-------- Information shown --------
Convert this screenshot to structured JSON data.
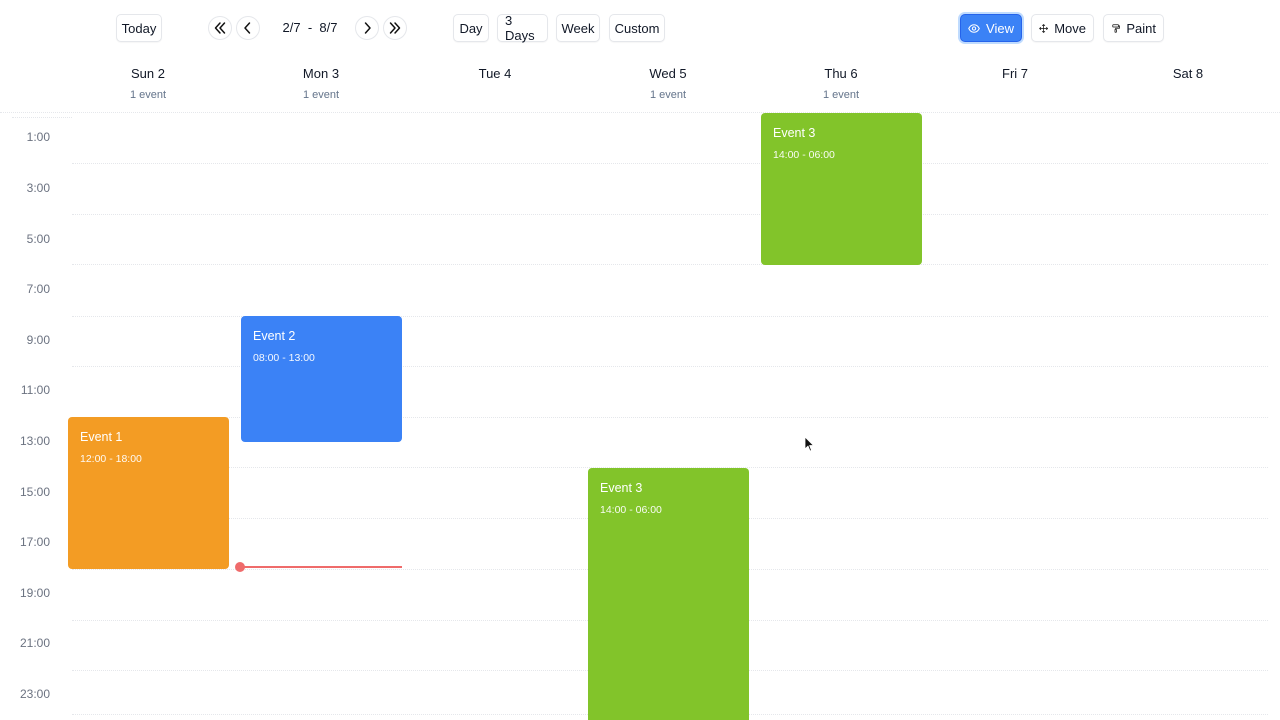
{
  "toolbar": {
    "today_label": "Today",
    "range_label": "2/7  -  8/7",
    "views": {
      "day": "Day",
      "three_days": "3 Days",
      "week": "Week",
      "custom": "Custom"
    },
    "modes": {
      "view": "View",
      "move": "Move",
      "paint": "Paint"
    },
    "active_mode": "view"
  },
  "days": [
    {
      "name": "Sun 2",
      "count": "1 event"
    },
    {
      "name": "Mon 3",
      "count": "1 event"
    },
    {
      "name": "Tue 4",
      "count": ""
    },
    {
      "name": "Wed 5",
      "count": "1 event"
    },
    {
      "name": "Thu 6",
      "count": "1 event"
    },
    {
      "name": "Fri 7",
      "count": ""
    },
    {
      "name": "Sat 8",
      "count": ""
    }
  ],
  "time_labels": [
    "1:00",
    "3:00",
    "5:00",
    "7:00",
    "9:00",
    "11:00",
    "13:00",
    "15:00",
    "17:00",
    "19:00",
    "21:00",
    "23:00"
  ],
  "events": [
    {
      "title": "Event 1",
      "time": "12:00 - 18:00",
      "color": "#f39c24"
    },
    {
      "title": "Event 2",
      "time": "08:00 - 13:00",
      "color": "#3b82f6"
    },
    {
      "title": "Event 3",
      "time": "14:00 - 06:00",
      "color": "#82c42a"
    },
    {
      "title": "Event 3",
      "time": "14:00 - 06:00",
      "color": "#82c42a"
    }
  ],
  "colors": {
    "accent": "#3b82f6",
    "now_indicator": "#ef6b6b"
  }
}
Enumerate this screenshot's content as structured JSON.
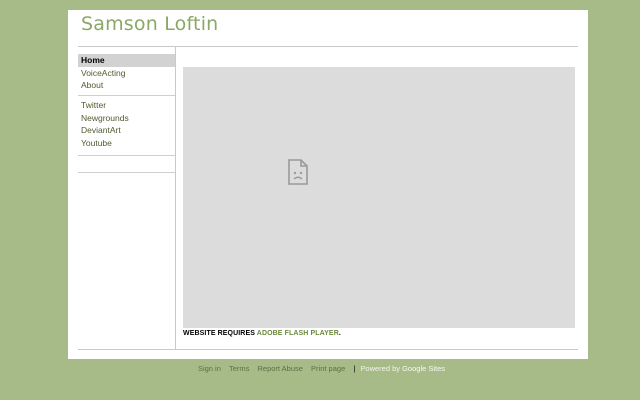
{
  "site": {
    "title": "Samson Loftin"
  },
  "sidebar": {
    "primary": [
      {
        "label": "Home",
        "active": true
      },
      {
        "label": "VoiceActing",
        "active": false
      },
      {
        "label": "About",
        "active": false
      }
    ],
    "links": [
      {
        "label": "Twitter"
      },
      {
        "label": "Newgrounds"
      },
      {
        "label": "DeviantArt"
      },
      {
        "label": "Youtube"
      }
    ]
  },
  "main": {
    "plugin_icon": "broken-plugin-icon",
    "flash_note_prefix": "WEBSITE REQUIRES ",
    "flash_note_link": "ADOBE FLASH PLAYER",
    "flash_note_suffix": "."
  },
  "footer": {
    "links": [
      "Sign in",
      "Terms",
      "Report Abuse",
      "Print page"
    ],
    "separator": "|",
    "powered_by": "Powered by",
    "powered_link": "Google Sites"
  },
  "colors": {
    "background": "#a7bb88",
    "title": "#8aa766",
    "link": "#6b8a3c"
  }
}
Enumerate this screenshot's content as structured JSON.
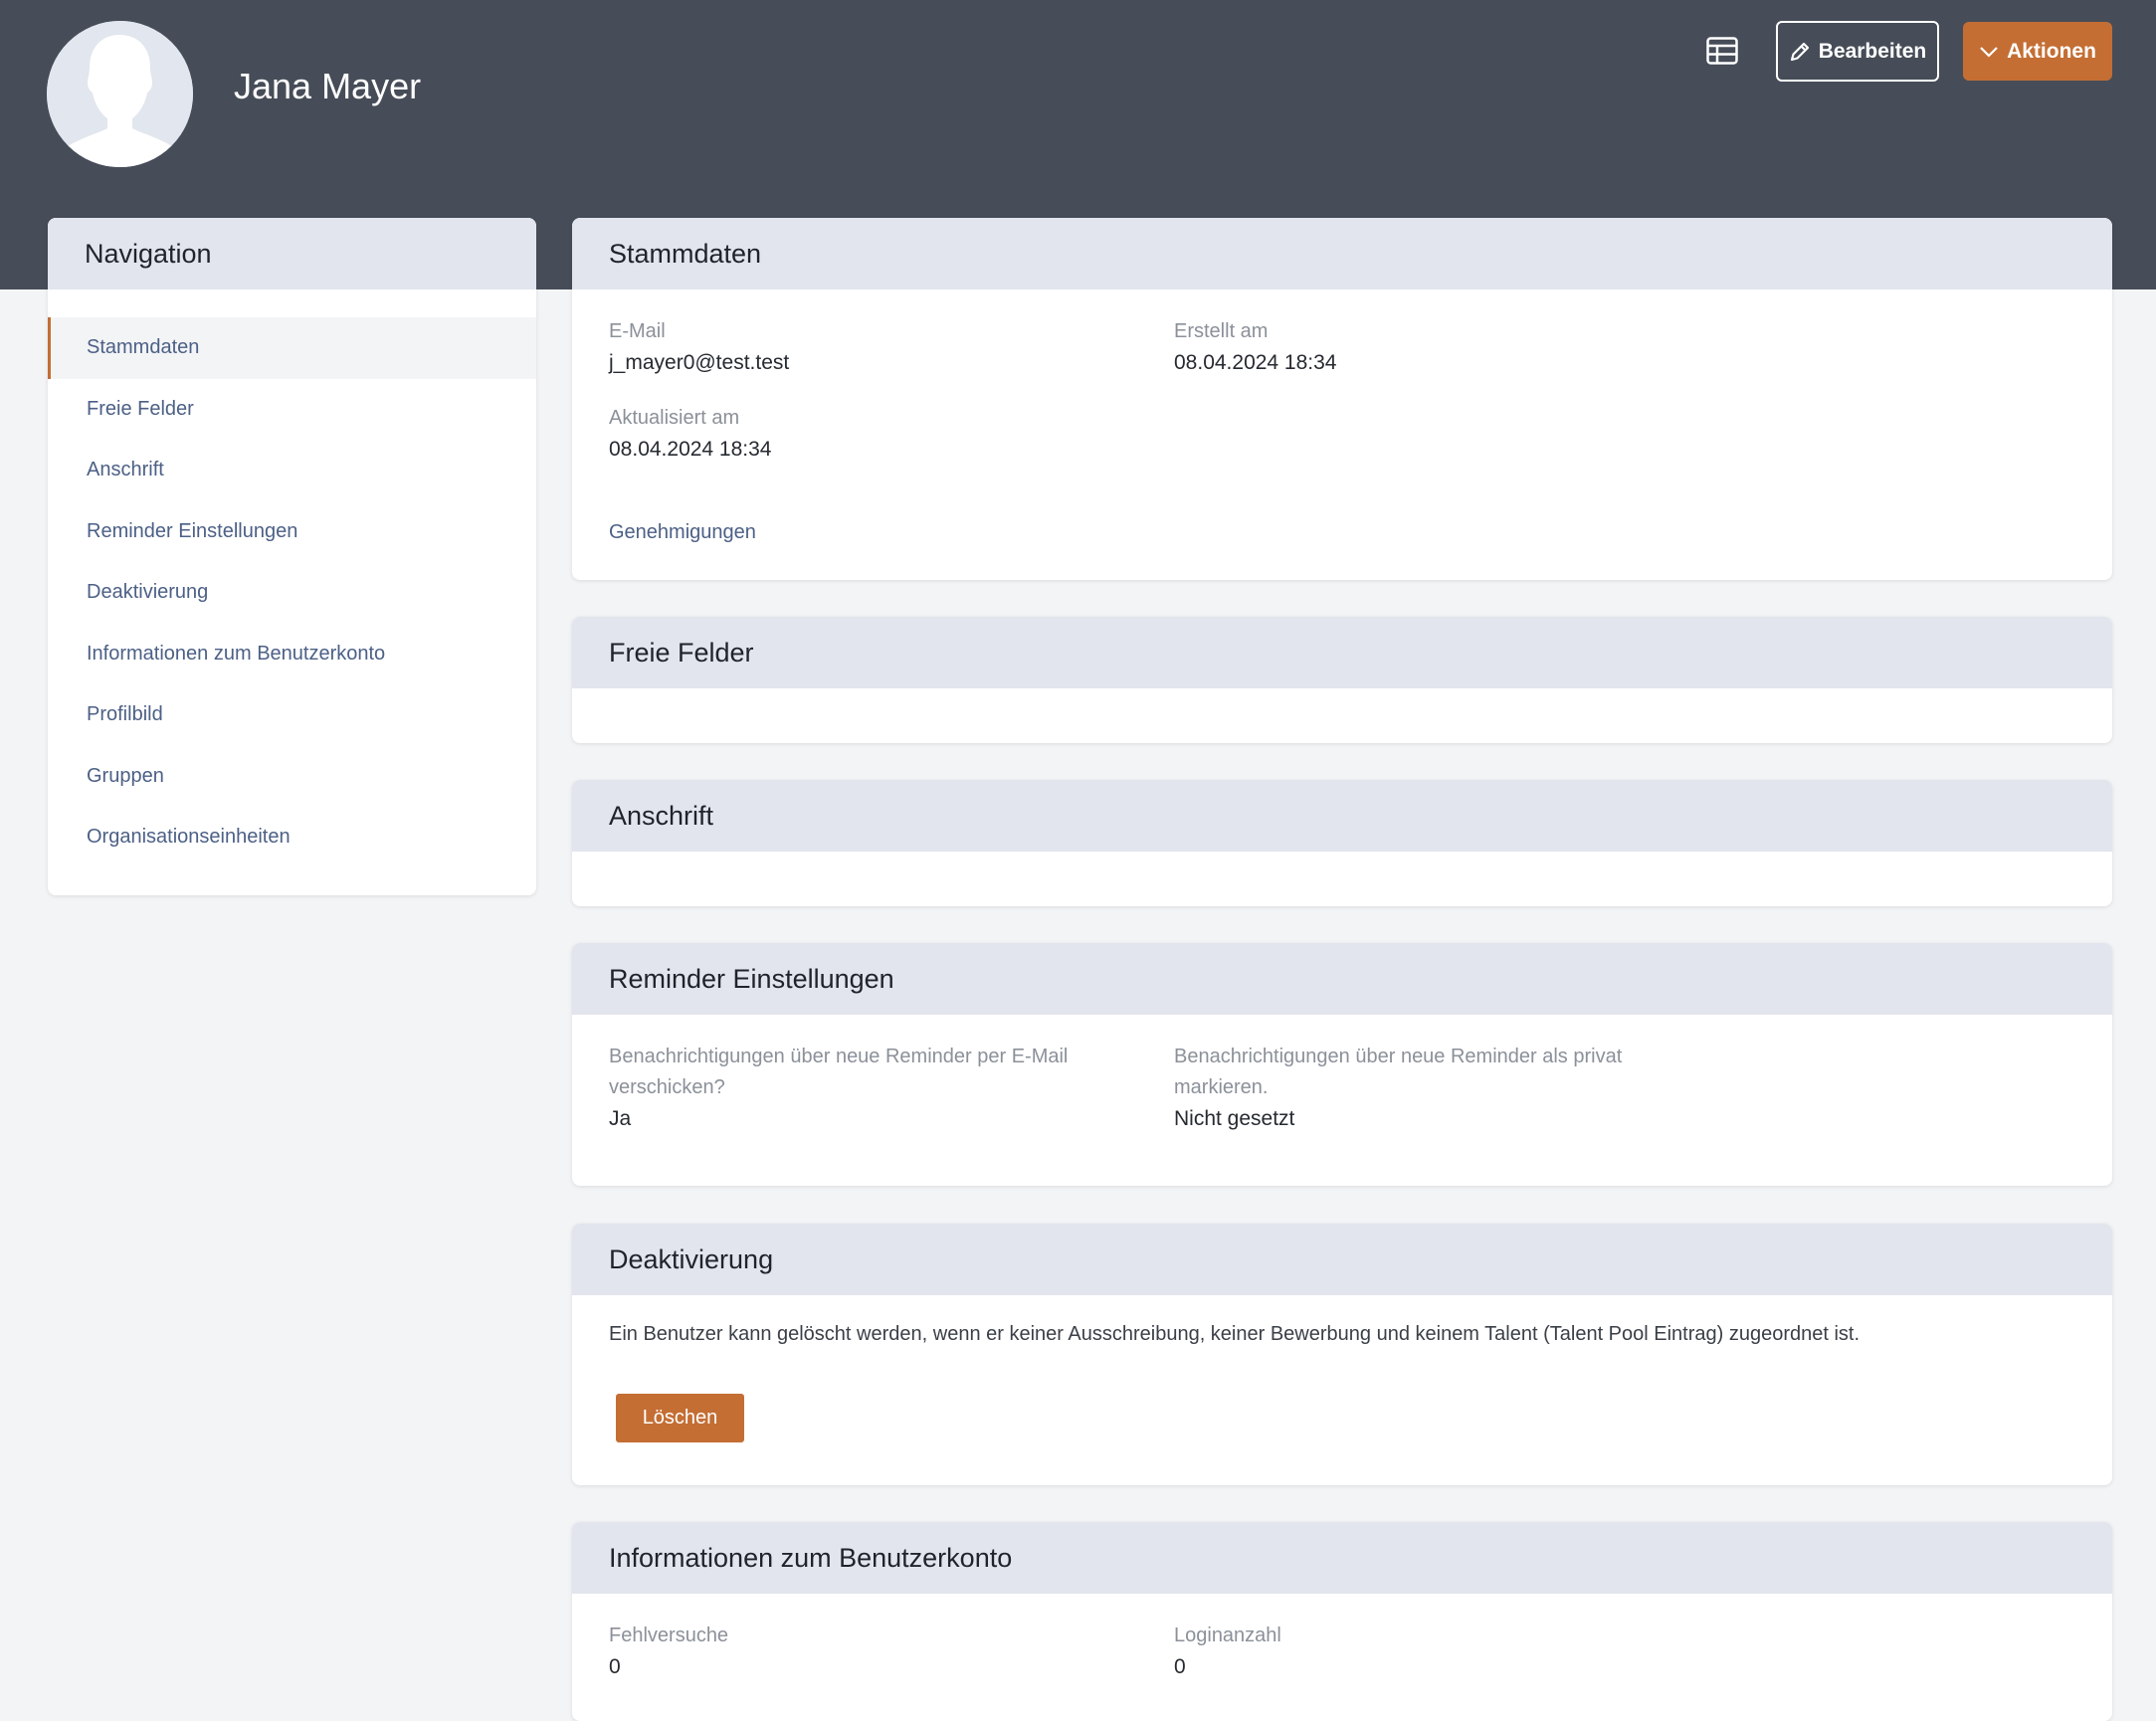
{
  "header": {
    "user_name": "Jana Mayer",
    "edit_label": "Bearbeiten",
    "actions_label": "Aktionen"
  },
  "nav": {
    "title": "Navigation",
    "items": [
      "Stammdaten",
      "Freie Felder",
      "Anschrift",
      "Reminder Einstellungen",
      "Deaktivierung",
      "Informationen zum Benutzerkonto",
      "Profilbild",
      "Gruppen",
      "Organisationseinheiten"
    ],
    "active": "Stammdaten"
  },
  "stammdaten": {
    "title": "Stammdaten",
    "email_label": "E-Mail",
    "email_value": "j_mayer0@test.test",
    "created_label": "Erstellt am",
    "created_value": "08.04.2024 18:34",
    "updated_label": "Aktualisiert am",
    "updated_value": "08.04.2024 18:34",
    "approvals_link": "Genehmigungen"
  },
  "freie_felder": {
    "title": "Freie Felder"
  },
  "anschrift": {
    "title": "Anschrift"
  },
  "reminder": {
    "title": "Reminder Einstellungen",
    "email_notify_label": "Benachrichtigungen über neue Reminder per E-Mail verschicken?",
    "email_notify_value": "Ja",
    "private_label": "Benachrichtigungen über neue Reminder als privat markieren.",
    "private_value": "Nicht gesetzt"
  },
  "deaktivierung": {
    "title": "Deaktivierung",
    "text": "Ein Benutzer kann gelöscht werden, wenn er keiner Ausschreibung, keiner Bewerbung und keinem Talent (Talent Pool Eintrag) zugeordnet ist.",
    "delete_label": "Löschen"
  },
  "benutzerkonto": {
    "title": "Informationen zum Benutzerkonto",
    "failed_label": "Fehlversuche",
    "failed_value": "0",
    "logins_label": "Loginanzahl",
    "logins_value": "0"
  },
  "colors": {
    "header_bg": "#464d58",
    "accent": "#c46e34",
    "link": "#4c6086",
    "card_head": "#e2e5ed"
  }
}
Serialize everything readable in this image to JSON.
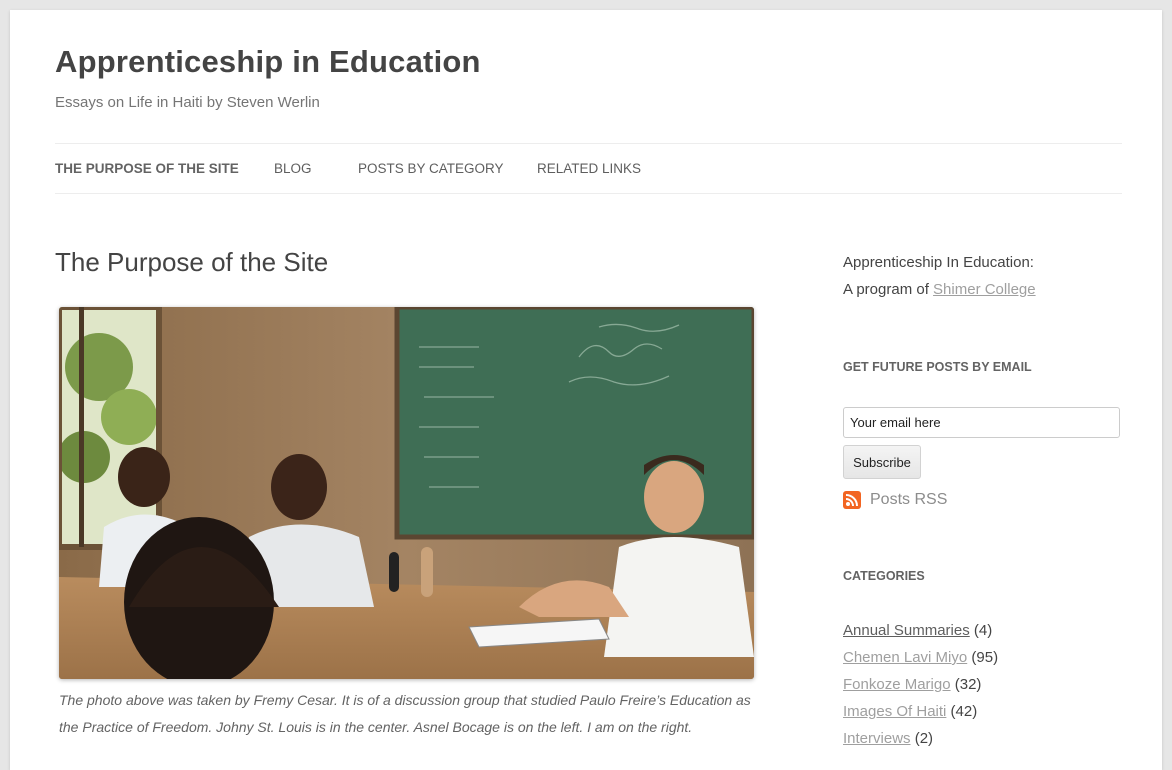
{
  "site": {
    "title": "Apprenticeship in Education",
    "description": "Essays on Life in Haiti by Steven Werlin"
  },
  "nav": {
    "items": [
      {
        "label": "THE PURPOSE OF THE SITE"
      },
      {
        "label": "BLOG"
      },
      {
        "label": "POSTS BY CATEGORY"
      },
      {
        "label": "RELATED LINKS"
      }
    ]
  },
  "main": {
    "title": "The Purpose of the Site",
    "photo_alt": "Discussion group photo",
    "caption": "The photo above was taken by Fremy Cesar. It is of a discussion group that studied Paulo Freire’s Education as the Practice of Freedom. Johny St. Louis is in the center. Asnel Bocage is on the left. I am on the right."
  },
  "sidebar": {
    "intro_line1": "Apprenticeship In Education:",
    "intro_line2_prefix": "A program of ",
    "intro_link": "Shimer College",
    "email_widget_title": "GET FUTURE POSTS BY EMAIL",
    "email_placeholder": "Your email here",
    "subscribe_label": "Subscribe",
    "rss_label": "Posts RSS",
    "categories_title": "CATEGORIES",
    "categories": [
      {
        "name": "Annual Summaries",
        "count": "(4)"
      },
      {
        "name": "Chemen Lavi Miyo",
        "count": "(95)"
      },
      {
        "name": "Fonkoze Marigo",
        "count": "(32)"
      },
      {
        "name": "Images Of Haiti",
        "count": "(42)"
      },
      {
        "name": "Interviews",
        "count": "(2)"
      }
    ]
  },
  "colors": {
    "rss_orange": "#f26522",
    "chalkboard_green": "#3f6e55",
    "link_gray": "#9f9f9f"
  }
}
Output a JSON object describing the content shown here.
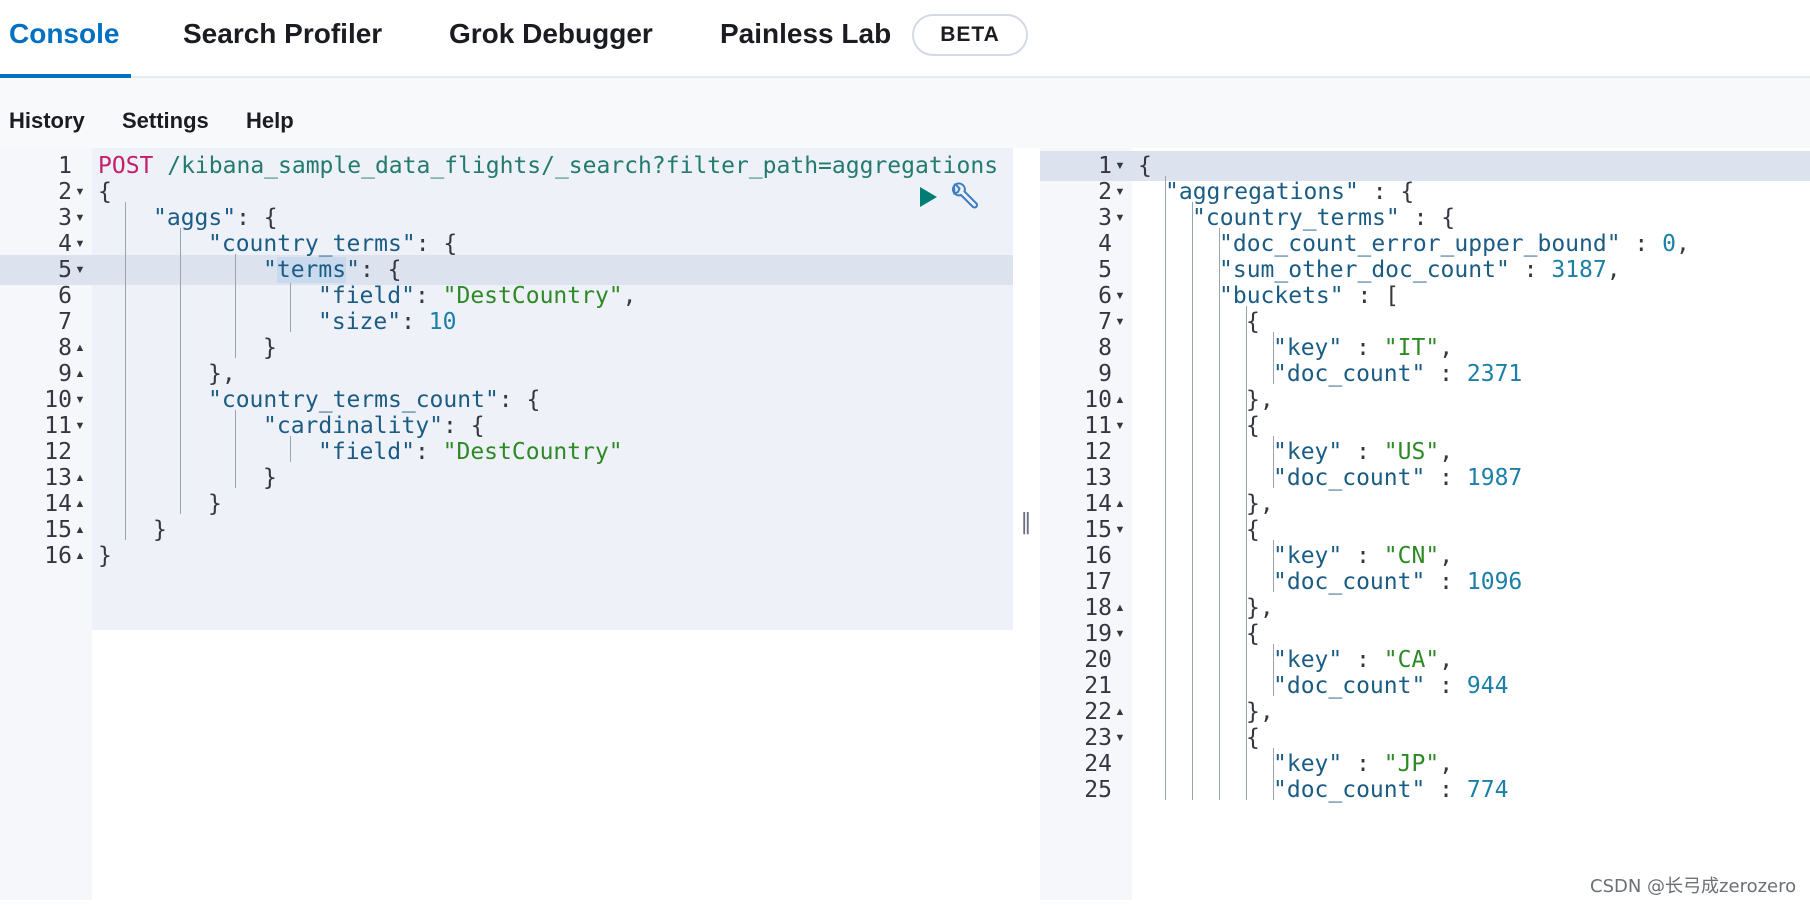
--------
:: Exercise objective ::
Your answer should be a single number: how many lines of the material contain the word "Einstellungen".

:: Answer to this task ::
2